#### [CHALLENGE]
Write the data out again, exactly as given.

#### [RECORD LIST]
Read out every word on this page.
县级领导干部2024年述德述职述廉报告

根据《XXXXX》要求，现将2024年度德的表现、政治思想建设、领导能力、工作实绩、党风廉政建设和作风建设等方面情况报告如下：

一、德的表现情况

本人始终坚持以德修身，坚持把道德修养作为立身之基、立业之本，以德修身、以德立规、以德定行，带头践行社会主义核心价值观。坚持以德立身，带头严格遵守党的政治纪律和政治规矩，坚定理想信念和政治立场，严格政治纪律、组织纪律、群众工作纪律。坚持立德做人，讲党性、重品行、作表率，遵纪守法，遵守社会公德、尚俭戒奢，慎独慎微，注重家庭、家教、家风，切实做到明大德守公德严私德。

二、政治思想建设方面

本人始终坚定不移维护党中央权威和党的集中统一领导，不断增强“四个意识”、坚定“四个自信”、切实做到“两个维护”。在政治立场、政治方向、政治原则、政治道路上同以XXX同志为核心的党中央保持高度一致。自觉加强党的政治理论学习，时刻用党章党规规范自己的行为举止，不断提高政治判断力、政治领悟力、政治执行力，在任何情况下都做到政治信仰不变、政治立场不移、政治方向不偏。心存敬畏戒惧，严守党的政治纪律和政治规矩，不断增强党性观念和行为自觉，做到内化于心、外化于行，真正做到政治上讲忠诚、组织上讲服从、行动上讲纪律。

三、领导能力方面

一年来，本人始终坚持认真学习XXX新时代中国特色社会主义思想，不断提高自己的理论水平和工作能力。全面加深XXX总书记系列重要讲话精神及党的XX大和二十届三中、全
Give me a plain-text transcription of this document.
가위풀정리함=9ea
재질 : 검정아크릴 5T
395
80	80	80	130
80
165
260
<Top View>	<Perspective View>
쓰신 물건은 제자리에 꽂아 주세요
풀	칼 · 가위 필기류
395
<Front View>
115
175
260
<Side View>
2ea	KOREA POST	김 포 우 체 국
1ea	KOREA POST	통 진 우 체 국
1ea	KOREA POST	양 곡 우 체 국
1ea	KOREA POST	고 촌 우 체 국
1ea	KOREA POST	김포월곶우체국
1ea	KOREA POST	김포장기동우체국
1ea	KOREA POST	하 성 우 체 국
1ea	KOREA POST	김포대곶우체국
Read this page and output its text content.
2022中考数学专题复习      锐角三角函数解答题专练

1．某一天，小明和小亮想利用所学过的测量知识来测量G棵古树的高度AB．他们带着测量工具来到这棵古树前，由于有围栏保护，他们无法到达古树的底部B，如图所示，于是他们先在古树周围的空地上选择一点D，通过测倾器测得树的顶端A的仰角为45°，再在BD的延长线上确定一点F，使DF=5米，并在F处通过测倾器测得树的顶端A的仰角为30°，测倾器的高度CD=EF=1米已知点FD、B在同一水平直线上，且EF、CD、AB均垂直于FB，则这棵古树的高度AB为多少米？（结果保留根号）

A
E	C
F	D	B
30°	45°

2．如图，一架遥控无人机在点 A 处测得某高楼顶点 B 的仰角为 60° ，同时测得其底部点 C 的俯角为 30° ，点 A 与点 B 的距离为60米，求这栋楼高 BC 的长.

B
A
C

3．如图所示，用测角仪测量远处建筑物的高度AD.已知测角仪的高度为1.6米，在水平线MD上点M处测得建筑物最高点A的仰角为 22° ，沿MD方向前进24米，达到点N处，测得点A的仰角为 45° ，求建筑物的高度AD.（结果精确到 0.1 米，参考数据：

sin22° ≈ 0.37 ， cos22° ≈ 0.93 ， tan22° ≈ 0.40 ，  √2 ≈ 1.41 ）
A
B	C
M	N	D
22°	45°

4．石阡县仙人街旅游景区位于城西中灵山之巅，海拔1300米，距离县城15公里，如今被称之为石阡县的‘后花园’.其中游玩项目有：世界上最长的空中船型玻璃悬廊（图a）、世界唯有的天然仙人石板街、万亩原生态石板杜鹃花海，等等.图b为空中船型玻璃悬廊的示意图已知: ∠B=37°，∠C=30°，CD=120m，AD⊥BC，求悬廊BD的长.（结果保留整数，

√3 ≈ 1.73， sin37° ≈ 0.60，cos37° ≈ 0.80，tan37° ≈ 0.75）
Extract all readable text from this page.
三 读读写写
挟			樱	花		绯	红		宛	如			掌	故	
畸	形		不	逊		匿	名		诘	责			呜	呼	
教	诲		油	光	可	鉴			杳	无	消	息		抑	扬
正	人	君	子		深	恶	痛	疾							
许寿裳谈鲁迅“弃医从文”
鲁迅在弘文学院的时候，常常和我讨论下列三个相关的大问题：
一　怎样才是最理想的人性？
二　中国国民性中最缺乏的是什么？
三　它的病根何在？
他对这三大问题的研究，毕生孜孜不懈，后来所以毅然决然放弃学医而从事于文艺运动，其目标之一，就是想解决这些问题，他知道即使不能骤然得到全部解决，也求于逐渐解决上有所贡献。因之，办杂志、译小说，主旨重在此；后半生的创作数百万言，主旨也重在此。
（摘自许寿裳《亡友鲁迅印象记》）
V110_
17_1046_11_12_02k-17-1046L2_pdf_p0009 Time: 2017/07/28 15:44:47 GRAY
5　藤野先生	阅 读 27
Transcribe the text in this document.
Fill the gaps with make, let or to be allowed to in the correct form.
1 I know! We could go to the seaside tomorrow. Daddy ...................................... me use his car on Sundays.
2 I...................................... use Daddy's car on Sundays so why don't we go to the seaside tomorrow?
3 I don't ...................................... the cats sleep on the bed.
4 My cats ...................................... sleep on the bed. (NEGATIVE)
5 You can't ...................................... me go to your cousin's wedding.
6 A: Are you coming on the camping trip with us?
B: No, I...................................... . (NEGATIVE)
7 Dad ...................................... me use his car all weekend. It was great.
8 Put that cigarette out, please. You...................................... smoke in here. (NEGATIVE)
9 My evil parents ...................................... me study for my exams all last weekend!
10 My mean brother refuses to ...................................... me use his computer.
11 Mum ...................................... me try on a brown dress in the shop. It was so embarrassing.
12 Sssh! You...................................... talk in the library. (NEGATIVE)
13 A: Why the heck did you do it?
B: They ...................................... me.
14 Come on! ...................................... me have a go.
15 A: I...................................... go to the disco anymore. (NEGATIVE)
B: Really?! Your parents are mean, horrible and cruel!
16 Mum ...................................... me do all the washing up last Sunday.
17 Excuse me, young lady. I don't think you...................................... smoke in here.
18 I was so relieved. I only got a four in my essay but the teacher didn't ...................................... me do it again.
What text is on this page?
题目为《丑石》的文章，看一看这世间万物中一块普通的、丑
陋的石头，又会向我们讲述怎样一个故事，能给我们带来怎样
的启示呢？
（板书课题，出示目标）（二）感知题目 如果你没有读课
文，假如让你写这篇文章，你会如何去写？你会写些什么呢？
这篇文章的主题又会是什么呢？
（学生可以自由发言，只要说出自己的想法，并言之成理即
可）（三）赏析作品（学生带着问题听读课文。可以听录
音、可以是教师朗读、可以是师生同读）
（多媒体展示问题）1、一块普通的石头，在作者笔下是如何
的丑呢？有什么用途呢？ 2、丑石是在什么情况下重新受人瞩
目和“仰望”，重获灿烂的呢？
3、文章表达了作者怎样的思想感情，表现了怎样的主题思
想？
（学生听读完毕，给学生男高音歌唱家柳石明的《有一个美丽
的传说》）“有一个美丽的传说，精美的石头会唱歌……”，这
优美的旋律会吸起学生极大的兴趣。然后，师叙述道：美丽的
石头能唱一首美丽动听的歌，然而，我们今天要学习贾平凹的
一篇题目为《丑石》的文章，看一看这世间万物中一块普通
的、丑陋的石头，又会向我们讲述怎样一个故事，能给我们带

#### [OUTPUT OF THE EXERCISE]
Read out every word on this page.
县级领导干部2024年述德述职述廉报告

根据《XXXXX》要求，现将2024年度德的表现、政治思想建设、领导能力、工作实绩、党风廉政建设和作风建设等方面情况报告如下：

一、德的表现情况

本人始终坚持以德修身，坚持把道德修养作为立身之基、立业之本，以德修身、以德立规、以德定行，带头践行社会主义核心价值观。坚持以德立身，带头严格遵守党的政治纪律和政治规矩，坚定理想信念和政治立场，严格政治纪律、组织纪律、群众工作纪律。坚持立德做人，讲党性、重品行、作表率，遵纪守法，遵守社会公德、尚俭戒奢，慎独慎微，注重家庭、家教、家风，切实做到明大德守公德严私德。

二、政治思想建设方面

本人始终坚定不移维护党中央权威和党的集中统一领导，不断增强“四个意识”、坚定“四个自信”、切实做到“两个维护”。在政治立场、政治方向、政治原则、政治道路上同以XXX同志为核心的党中央保持高度一致。自觉加强党的政治理论学习，时刻用党章党规规范自己的行为举止，不断提高政治判断力、政治领悟力、政治执行力，在任何情况下都做到政治信仰不变、政治立场不移、政治方向不偏。心存敬畏戒惧，严守党的政治纪律和政治规矩，不断增强党性观念和行为自觉，做到内化于心、外化于行，真正做到政治上讲忠诚、组织上讲服从、行动上讲纪律。

三、领导能力方面

一年来，本人始终坚持认真学习XXX新时代中国特色社会主义思想，不断提高自己的理论水平和工作能力。全面加深XXX总书记系列重要讲话精神及党的XX大和二十届三中、全
Give me a plain-text transcription of this document.
가위풀정리함=9ea
재질 : 검정아크릴 5T
395
80	80	80	130
80
165
260
<Top View>	<Perspective View>
쓰신 물건은 제자리에 꽂아 주세요
풀	칼 · 가위 필기류
395
<Front View>
115
175
260
<Side View>
2ea	KOREA POST	김 포 우 체 국
1ea	KOREA POST	통 진 우 체 국
1ea	KOREA POST	양 곡 우 체 국
1ea	KOREA POST	고 촌 우 체 국
1ea	KOREA POST	김포월곶우체국
1ea	KOREA POST	김포장기동우체국
1ea	KOREA POST	하 성 우 체 국
1ea	KOREA POST	김포대곶우체국
Read this page and output its text content.
2022中考数学专题复习      锐角三角函数解答题专练

1．某一天，小明和小亮想利用所学过的测量知识来测量G棵古树的高度AB．他们带着测量工具来到这棵古树前，由于有围栏保护，他们无法到达古树的底部B，如图所示，于是他们先在古树周围的空地上选择一点D，通过测倾器测得树的顶端A的仰角为45°，再在BD的延长线上确定一点F，使DF=5米，并在F处通过测倾器测得树的顶端A的仰角为30°，测倾器的高度CD=EF=1米已知点FD、B在同一水平直线上，且EF、CD、AB均垂直于FB，则这棵古树的高度AB为多少米？（结果保留根号）

A
E	C
F	D	B
30°	45°

2．如图，一架遥控无人机在点 A 处测得某高楼顶点 B 的仰角为 60° ，同时测得其底部点 C 的俯角为 30° ，点 A 与点 B 的距离为60米，求这栋楼高 BC 的长.

B
A
C

3．如图所示，用测角仪测量远处建筑物的高度AD.已知测角仪的高度为1.6米，在水平线MD上点M处测得建筑物最高点A的仰角为 22° ，沿MD方向前进24米，达到点N处，测得点A的仰角为 45° ，求建筑物的高度AD.（结果精确到 0.1 米，参考数据：

sin22° ≈ 0.37 ， cos22° ≈ 0.93 ， tan22° ≈ 0.40 ，  √2 ≈ 1.41 ）
A
B	C
M	N	D
22°	45°

4．石阡县仙人街旅游景区位于城西中灵山之巅，海拔1300米，距离县城15公里，如今被称之为石阡县的‘后花园’.其中游玩项目有：世界上最长的空中船型玻璃悬廊（图a）、世界唯有的天然仙人石板街、万亩原生态石板杜鹃花海，等等.图b为空中船型玻璃悬廊的示意图已知: ∠B=37°，∠C=30°，CD=120m，AD⊥BC，求悬廊BD的长.（结果保留整数，

√3 ≈ 1.73， sin37° ≈ 0.60，cos37° ≈ 0.80，tan37° ≈ 0.75）
Extract all readable text from this page.
三 读读写写
挟			樱	花		绯	红		宛	如			掌	故	
畸	形		不	逊		匿	名		诘	责			呜	呼	
教	诲		油	光	可	鉴			杳	无	消	息		抑	扬
正	人	君	子		深	恶	痛	疾							
许寿裳谈鲁迅“弃医从文”
鲁迅在弘文学院的时候，常常和我讨论下列三个相关的大问题：
一　怎样才是最理想的人性？
二　中国国民性中最缺乏的是什么？
三　它的病根何在？
他对这三大问题的研究，毕生孜孜不懈，后来所以毅然决然放弃学医而从事于文艺运动，其目标之一，就是想解决这些问题，他知道即使不能骤然得到全部解决，也求于逐渐解决上有所贡献。因之，办杂志、译小说，主旨重在此；后半生的创作数百万言，主旨也重在此。
（摘自许寿裳《亡友鲁迅印象记》）
V110_
17_1046_11_12_02k-17-1046L2_pdf_p0009 Time: 2017/07/28 15:44:47 GRAY
5　藤野先生	阅 读 27
Transcribe the text in this document.
Fill the gaps with make, let or to be allowed to in the correct form.
1 I know! We could go to the seaside tomorrow. Daddy ...................................... me use his car on Sundays.
2 I...................................... use Daddy's car on Sundays so why don't we go to the seaside tomorrow?
3 I don't ...................................... the cats sleep on the bed.
4 My cats ...................................... sleep on the bed. (NEGATIVE)
5 You can't ...................................... me go to your cousin's wedding.
6 A: Are you coming on the camping trip with us?
B: No, I...................................... . (NEGATIVE)
7 Dad ...................................... me use his car all weekend. It was great.
8 Put that cigarette out, please. You...................................... smoke in here. (NEGATIVE)
9 My evil parents ...................................... me study for my exams all last weekend!
10 My mean brother refuses to ...................................... me use his computer.
11 Mum ...................................... me try on a brown dress in the shop. It was so embarrassing.
12 Sssh! You...................................... talk in the library. (NEGATIVE)
13 A: Why the heck did you do it?
B: They ...................................... me.
14 Come on! ...................................... me have a go.
15 A: I...................................... go to the disco anymore. (NEGATIVE)
B: Really?! Your parents are mean, horrible and cruel!
16 Mum ...................................... me do all the washing up last Sunday.
17 Excuse me, young lady. I don't think you...................................... smoke in here.
18 I was so relieved. I only got a four in my essay but the teacher didn't ...................................... me do it again.
What text is on this page?
题目为《丑石》的文章，看一看这世间万物中一块普通的、丑
陋的石头，又会向我们讲述怎样一个故事，能给我们带来怎样
的启示呢？
（板书课题，出示目标）（二）感知题目 如果你没有读课
文，假如让你写这篇文章，你会如何去写？你会写些什么呢？
这篇文章的主题又会是什么呢？
（学生可以自由发言，只要说出自己的想法，并言之成理即
可）（三）赏析作品（学生带着问题听读课文。可以听录
音、可以是教师朗读、可以是师生同读）
（多媒体展示问题）1、一块普通的石头，在作者笔下是如何
的丑呢？有什么用途呢？ 2、丑石是在什么情况下重新受人瞩
目和“仰望”，重获灿烂的呢？
3、文章表达了作者怎样的思想感情，表现了怎样的主题思
想？
（学生听读完毕，给学生男高音歌唱家柳石明的《有一个美丽
的传说》）“有一个美丽的传说，精美的石头会唱歌……”，这
优美的旋律会吸起学生极大的兴趣。然后，师叙述道：美丽的
石头能唱一首美丽动听的歌，然而，我们今天要学习贾平凹的
一篇题目为《丑石》的文章，看一看这世间万物中一块普通
的、丑陋的石头，又会向我们讲述怎样一个故事，能给我们带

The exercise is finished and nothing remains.